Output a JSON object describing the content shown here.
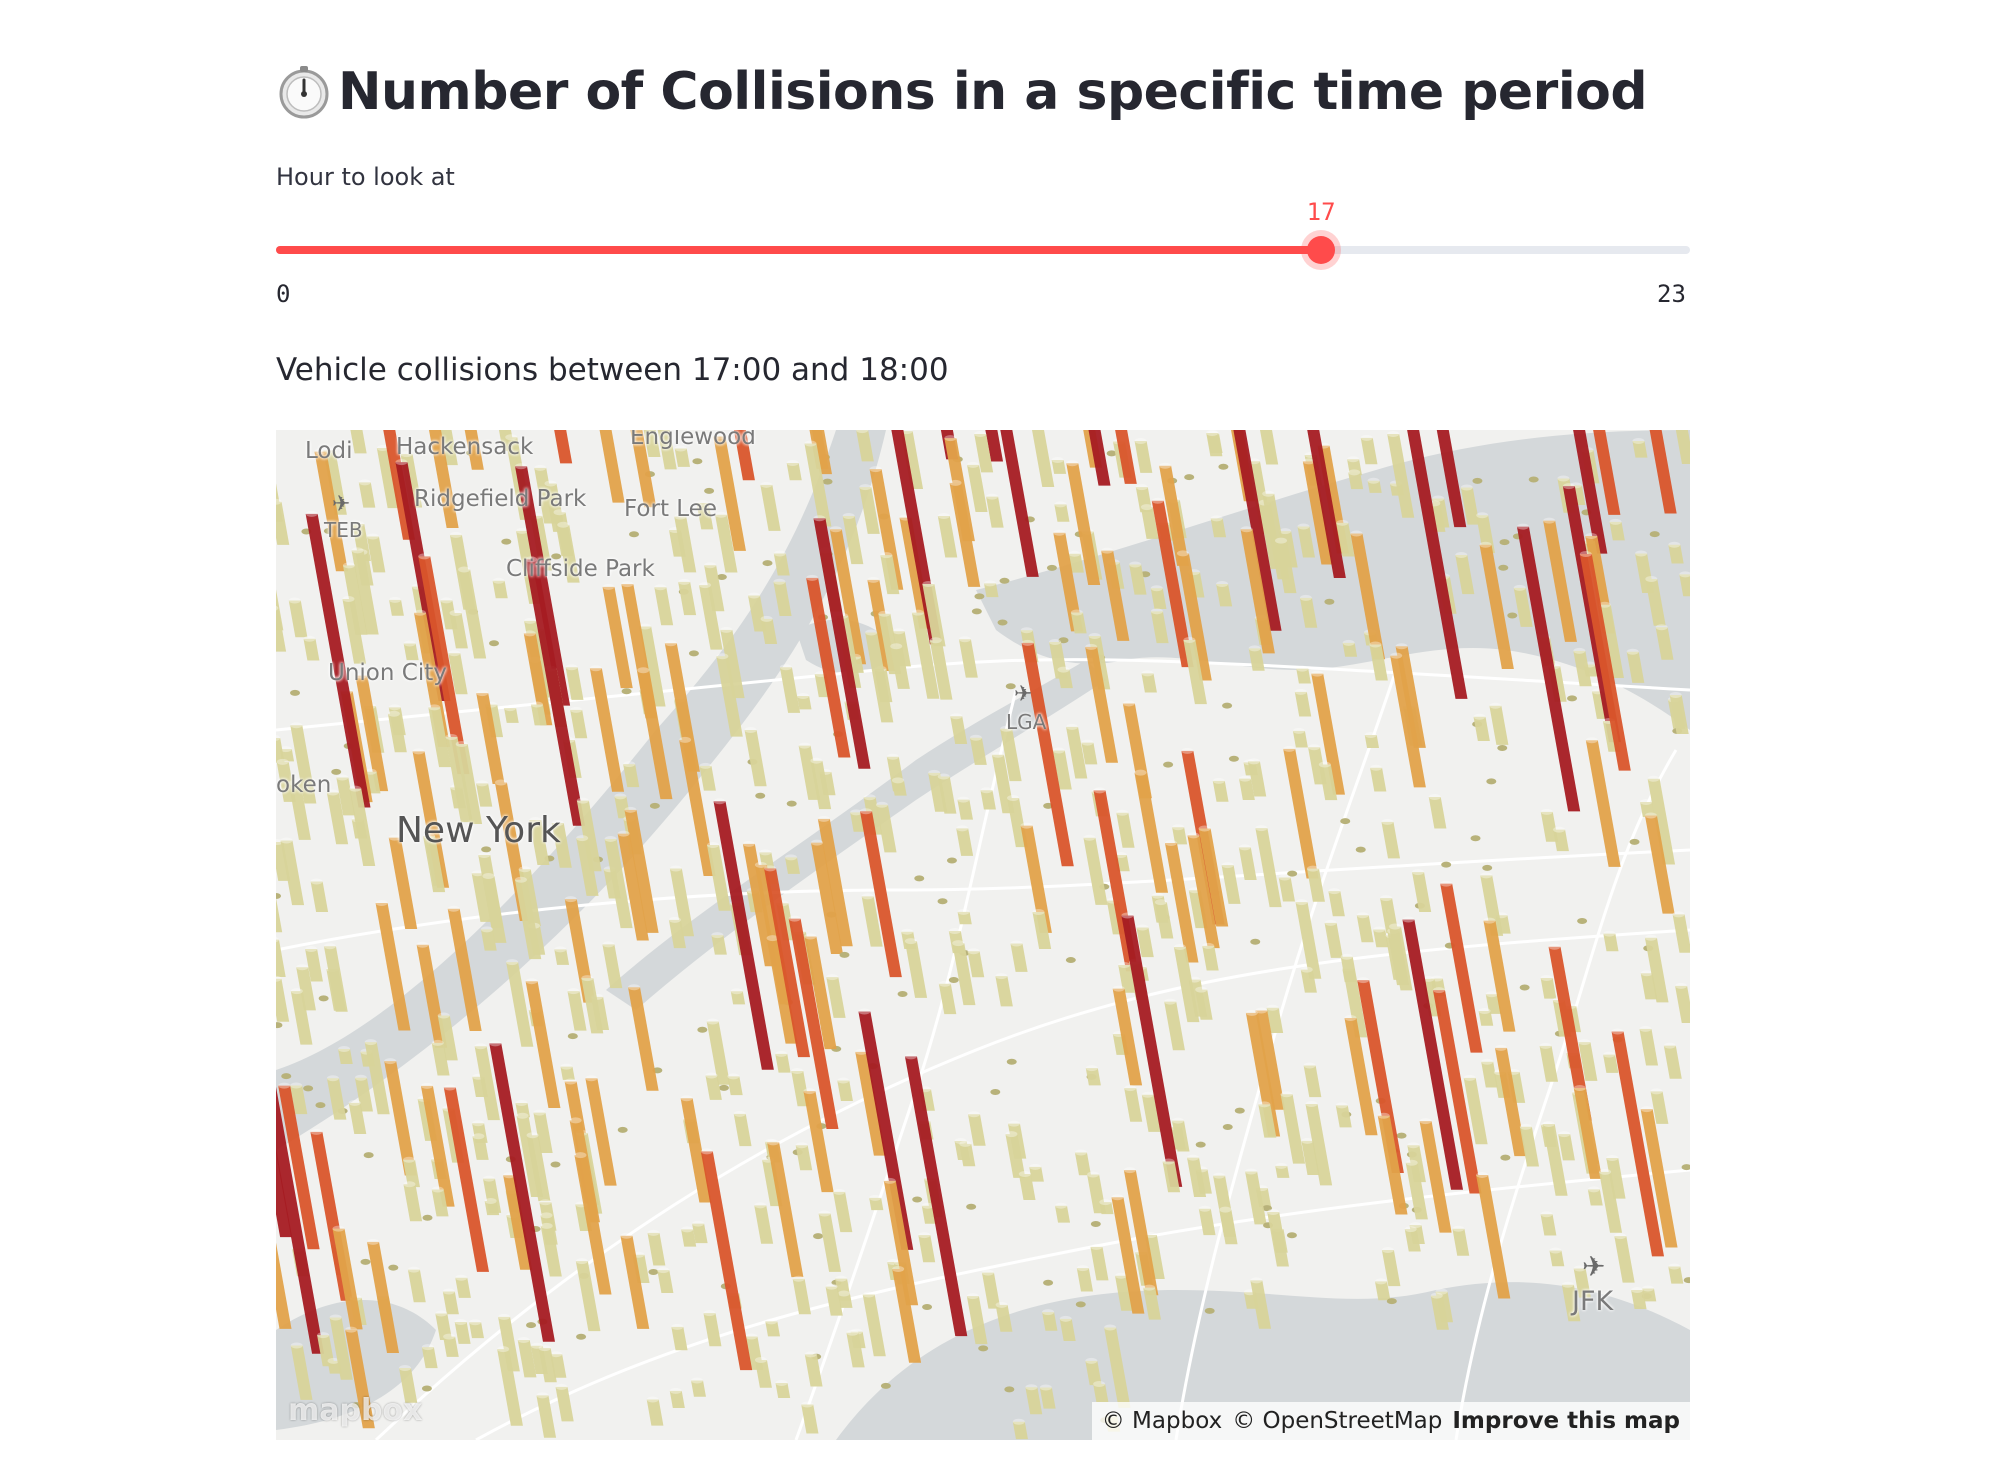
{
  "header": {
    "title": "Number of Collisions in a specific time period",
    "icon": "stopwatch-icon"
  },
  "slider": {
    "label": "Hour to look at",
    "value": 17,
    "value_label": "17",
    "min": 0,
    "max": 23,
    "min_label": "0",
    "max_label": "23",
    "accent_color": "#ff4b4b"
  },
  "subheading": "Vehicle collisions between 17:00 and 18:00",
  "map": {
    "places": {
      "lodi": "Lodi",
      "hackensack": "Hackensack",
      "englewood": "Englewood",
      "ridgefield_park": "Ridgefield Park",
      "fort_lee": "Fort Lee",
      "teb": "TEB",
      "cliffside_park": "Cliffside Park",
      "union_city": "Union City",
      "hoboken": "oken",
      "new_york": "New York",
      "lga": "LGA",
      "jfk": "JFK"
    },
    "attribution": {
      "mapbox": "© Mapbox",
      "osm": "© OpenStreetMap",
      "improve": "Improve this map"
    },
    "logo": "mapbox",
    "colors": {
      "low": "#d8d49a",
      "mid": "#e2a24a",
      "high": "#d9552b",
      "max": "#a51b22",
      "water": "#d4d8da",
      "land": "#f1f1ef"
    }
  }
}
****************
Goal:
Quote the records in their entirety, keeping the wording exact and excluding pictures.

Worked answer:
Output a JSON object describing the content shown here.
{
  "header": {
    "title": "Number of Collisions in a specific time period",
    "icon": "stopwatch-icon"
  },
  "slider": {
    "label": "Hour to look at",
    "value": 17,
    "value_label": "17",
    "min": 0,
    "max": 23,
    "min_label": "0",
    "max_label": "23",
    "accent_color": "#ff4b4b"
  },
  "subheading": "Vehicle collisions between 17:00 and 18:00",
  "map": {
    "places": {
      "lodi": "Lodi",
      "hackensack": "Hackensack",
      "englewood": "Englewood",
      "ridgefield_park": "Ridgefield Park",
      "fort_lee": "Fort Lee",
      "teb": "TEB",
      "cliffside_park": "Cliffside Park",
      "union_city": "Union City",
      "hoboken": "oken",
      "new_york": "New York",
      "lga": "LGA",
      "jfk": "JFK"
    },
    "attribution": {
      "mapbox": "© Mapbox",
      "osm": "© OpenStreetMap",
      "improve": "Improve this map"
    },
    "logo": "mapbox",
    "colors": {
      "low": "#d8d49a",
      "mid": "#e2a24a",
      "high": "#d9552b",
      "max": "#a51b22",
      "water": "#d4d8da",
      "land": "#f1f1ef"
    }
  }
}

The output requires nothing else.